** MATERIAL FOR THE TASK **
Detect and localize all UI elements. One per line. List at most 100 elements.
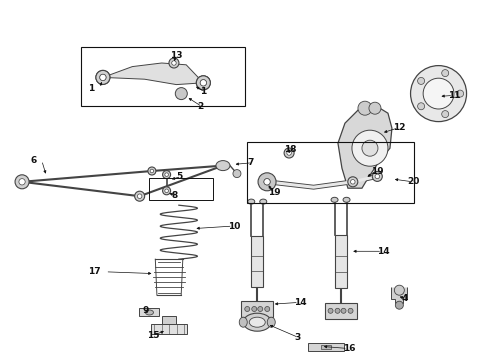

--

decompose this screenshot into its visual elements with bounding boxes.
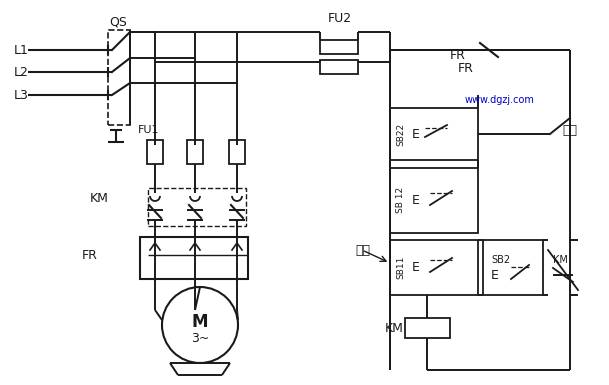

* * *

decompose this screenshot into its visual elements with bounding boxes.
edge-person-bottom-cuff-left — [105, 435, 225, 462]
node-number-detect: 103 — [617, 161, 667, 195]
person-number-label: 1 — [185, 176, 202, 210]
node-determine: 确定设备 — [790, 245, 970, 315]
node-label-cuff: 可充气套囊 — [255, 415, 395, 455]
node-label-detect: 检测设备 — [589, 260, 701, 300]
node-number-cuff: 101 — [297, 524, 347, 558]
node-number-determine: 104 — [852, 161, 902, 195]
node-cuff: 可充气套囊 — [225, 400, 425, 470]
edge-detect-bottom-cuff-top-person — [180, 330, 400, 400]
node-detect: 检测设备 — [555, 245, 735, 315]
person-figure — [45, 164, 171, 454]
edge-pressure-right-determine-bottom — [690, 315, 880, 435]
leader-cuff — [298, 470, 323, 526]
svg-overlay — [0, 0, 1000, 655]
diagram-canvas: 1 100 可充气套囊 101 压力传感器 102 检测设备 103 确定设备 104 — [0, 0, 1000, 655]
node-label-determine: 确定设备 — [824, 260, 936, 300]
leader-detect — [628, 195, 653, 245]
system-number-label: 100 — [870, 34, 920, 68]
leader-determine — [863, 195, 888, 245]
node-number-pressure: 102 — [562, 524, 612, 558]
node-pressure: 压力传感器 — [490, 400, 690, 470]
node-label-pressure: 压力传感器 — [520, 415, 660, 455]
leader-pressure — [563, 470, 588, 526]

** SHORT TASK **
Please identify every line above that contains the string "person", and copy each one out in full. Case counts.

** THE RESULT **
edge-person-bottom-cuff-left — [105, 435, 225, 462]
person-number-label: 1 — [185, 176, 202, 210]
edge-detect-bottom-cuff-top-person — [180, 330, 400, 400]
person-figure — [45, 164, 171, 454]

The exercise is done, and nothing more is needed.